- Exercise
In the records below, find each line with the word "post" and copy it.

Dataset items

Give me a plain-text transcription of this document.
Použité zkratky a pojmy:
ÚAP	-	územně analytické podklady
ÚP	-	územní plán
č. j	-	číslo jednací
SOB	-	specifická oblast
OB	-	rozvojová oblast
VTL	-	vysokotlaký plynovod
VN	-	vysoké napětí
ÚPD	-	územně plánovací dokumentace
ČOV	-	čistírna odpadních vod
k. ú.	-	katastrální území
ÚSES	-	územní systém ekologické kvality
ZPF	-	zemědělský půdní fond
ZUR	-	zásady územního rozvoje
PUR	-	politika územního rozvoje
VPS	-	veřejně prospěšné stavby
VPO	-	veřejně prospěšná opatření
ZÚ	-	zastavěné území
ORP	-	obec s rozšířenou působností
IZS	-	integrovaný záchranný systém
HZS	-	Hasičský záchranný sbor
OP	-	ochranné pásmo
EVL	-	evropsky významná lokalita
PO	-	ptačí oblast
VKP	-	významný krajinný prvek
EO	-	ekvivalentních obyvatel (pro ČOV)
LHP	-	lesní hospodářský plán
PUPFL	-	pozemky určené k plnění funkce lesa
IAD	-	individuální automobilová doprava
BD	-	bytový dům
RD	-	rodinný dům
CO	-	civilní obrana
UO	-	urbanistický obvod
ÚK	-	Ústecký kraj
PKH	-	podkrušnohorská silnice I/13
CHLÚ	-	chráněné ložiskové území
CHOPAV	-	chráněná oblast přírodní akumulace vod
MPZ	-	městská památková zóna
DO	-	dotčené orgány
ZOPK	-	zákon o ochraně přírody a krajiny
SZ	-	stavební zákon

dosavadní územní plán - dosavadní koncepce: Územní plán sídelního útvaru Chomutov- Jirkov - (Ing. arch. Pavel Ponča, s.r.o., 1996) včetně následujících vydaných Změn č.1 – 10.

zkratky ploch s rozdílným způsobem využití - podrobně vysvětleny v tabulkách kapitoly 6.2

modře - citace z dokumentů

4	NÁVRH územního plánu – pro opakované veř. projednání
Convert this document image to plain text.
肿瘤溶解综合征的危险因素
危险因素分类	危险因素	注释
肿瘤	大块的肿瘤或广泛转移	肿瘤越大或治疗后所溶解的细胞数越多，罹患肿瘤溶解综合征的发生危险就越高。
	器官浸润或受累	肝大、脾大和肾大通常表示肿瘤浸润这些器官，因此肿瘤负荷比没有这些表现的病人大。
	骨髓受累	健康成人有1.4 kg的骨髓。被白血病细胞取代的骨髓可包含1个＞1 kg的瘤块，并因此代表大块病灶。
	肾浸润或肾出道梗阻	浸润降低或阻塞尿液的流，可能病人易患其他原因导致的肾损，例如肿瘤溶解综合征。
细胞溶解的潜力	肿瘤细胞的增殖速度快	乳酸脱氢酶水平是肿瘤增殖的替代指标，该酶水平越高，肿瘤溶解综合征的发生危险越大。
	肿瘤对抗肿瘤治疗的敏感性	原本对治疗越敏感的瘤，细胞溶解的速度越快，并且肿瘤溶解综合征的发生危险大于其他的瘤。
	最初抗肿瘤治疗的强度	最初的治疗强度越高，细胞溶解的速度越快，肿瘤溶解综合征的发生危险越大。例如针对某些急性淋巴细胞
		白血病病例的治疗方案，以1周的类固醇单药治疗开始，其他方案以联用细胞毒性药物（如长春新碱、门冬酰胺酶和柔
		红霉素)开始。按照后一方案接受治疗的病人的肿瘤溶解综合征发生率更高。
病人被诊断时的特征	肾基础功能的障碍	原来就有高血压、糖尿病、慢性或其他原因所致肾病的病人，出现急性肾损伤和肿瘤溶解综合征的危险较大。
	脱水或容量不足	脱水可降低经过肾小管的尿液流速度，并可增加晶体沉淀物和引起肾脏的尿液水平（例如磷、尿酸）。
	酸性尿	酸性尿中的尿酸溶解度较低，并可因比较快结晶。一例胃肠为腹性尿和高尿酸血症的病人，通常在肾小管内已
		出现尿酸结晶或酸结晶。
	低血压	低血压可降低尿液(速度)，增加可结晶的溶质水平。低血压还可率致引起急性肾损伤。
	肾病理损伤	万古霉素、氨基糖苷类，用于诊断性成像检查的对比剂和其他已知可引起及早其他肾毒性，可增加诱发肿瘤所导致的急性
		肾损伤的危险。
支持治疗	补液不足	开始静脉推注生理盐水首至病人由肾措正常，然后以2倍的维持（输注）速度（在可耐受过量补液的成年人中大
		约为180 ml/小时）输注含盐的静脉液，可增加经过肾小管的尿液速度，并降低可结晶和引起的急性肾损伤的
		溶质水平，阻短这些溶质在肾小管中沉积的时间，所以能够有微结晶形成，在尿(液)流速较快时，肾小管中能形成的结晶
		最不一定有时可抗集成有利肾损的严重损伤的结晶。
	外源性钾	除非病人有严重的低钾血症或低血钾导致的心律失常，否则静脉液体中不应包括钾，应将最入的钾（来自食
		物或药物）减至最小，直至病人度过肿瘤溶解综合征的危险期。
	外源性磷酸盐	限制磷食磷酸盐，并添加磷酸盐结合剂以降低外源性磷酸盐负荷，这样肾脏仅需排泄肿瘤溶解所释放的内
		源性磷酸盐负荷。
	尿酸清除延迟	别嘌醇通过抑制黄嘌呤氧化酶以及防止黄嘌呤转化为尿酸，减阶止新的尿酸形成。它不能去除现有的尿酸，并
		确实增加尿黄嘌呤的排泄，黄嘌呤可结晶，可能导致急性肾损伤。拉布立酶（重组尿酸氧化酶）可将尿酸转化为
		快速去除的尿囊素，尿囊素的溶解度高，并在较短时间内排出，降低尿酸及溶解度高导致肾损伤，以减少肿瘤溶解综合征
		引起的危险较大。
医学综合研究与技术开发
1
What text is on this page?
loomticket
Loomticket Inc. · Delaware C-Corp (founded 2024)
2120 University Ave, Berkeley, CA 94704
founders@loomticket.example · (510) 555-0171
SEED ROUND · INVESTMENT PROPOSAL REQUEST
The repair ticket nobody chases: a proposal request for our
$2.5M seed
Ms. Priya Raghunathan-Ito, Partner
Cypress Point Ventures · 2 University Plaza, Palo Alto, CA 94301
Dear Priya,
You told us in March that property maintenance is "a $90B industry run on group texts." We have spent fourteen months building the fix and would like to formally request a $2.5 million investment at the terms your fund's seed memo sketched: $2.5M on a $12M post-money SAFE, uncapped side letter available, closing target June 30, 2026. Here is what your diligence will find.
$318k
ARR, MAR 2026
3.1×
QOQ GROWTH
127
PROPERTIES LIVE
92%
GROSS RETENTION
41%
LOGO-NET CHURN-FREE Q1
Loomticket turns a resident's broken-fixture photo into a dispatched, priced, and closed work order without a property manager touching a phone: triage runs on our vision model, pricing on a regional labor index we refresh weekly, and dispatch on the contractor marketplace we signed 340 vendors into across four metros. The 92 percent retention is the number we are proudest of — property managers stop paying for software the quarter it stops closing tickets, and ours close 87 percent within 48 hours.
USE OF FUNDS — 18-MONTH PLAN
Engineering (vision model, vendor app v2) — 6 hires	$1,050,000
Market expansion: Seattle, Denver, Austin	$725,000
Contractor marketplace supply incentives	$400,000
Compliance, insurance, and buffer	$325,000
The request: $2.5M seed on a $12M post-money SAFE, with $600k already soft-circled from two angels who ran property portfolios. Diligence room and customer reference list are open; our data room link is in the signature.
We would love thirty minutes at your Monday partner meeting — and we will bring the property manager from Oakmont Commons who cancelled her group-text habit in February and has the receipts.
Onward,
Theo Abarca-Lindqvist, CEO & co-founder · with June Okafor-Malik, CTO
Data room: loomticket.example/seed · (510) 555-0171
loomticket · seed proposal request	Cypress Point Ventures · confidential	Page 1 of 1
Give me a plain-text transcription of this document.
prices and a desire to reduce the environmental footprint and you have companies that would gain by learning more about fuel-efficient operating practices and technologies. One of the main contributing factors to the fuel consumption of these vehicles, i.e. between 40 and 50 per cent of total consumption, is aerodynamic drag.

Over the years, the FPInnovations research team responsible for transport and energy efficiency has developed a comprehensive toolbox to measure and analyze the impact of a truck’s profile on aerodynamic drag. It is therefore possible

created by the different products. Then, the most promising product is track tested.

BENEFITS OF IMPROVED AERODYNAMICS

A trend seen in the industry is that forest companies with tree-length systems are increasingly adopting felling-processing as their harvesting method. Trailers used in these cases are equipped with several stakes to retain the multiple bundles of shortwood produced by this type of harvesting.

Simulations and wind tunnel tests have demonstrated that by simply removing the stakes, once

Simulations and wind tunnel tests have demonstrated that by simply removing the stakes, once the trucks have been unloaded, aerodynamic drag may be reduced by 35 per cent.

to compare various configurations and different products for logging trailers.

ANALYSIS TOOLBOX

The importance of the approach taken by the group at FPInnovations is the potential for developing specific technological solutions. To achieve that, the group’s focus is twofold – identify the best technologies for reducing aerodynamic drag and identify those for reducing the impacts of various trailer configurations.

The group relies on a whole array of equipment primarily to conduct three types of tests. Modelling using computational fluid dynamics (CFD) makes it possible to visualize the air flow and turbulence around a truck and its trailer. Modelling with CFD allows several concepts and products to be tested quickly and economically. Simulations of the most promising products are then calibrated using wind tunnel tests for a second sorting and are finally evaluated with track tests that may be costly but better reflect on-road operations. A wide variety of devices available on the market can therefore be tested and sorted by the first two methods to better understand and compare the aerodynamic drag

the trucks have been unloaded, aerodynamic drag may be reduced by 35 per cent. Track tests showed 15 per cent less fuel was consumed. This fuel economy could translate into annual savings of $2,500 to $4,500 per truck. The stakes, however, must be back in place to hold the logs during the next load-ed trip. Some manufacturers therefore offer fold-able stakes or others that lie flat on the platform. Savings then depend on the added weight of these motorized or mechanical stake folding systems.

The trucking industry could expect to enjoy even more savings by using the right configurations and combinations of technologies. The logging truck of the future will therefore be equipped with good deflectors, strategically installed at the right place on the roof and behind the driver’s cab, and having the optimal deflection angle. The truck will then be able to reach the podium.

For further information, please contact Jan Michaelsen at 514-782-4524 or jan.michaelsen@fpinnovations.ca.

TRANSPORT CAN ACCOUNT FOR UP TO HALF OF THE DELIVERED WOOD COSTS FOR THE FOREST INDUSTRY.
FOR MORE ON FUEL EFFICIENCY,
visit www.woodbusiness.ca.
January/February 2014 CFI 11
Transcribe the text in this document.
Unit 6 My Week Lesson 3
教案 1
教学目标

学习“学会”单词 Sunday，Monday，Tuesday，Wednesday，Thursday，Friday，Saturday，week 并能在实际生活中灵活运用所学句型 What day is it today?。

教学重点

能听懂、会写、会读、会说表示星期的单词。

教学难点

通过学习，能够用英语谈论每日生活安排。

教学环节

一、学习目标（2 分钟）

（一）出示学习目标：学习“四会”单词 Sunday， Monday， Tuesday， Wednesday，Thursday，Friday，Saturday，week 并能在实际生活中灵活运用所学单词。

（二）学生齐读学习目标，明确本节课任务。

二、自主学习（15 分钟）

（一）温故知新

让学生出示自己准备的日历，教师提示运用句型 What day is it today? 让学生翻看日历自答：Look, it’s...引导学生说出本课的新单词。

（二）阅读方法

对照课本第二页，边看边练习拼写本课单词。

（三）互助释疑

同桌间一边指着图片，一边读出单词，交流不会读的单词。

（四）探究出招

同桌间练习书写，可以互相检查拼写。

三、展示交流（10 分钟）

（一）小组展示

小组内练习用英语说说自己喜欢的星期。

- Completed task
You told us in March that property maintenance is "a $90B industry run on group texts." We have spent fourteen months building the fix and would like to formally request a $2.5 million investment at the terms your fund's seed memo sketched: $2.5M on a $12M post-money SAFE, uncapped side letter available, closing target June 30, 2026. Here is what your diligence will find.
The request: $2.5M seed on a $12M post-money SAFE, with $600k already soft-circled from two angels who ran property portfolios. Diligence room and customer reference list are open; our data room link is in the signature.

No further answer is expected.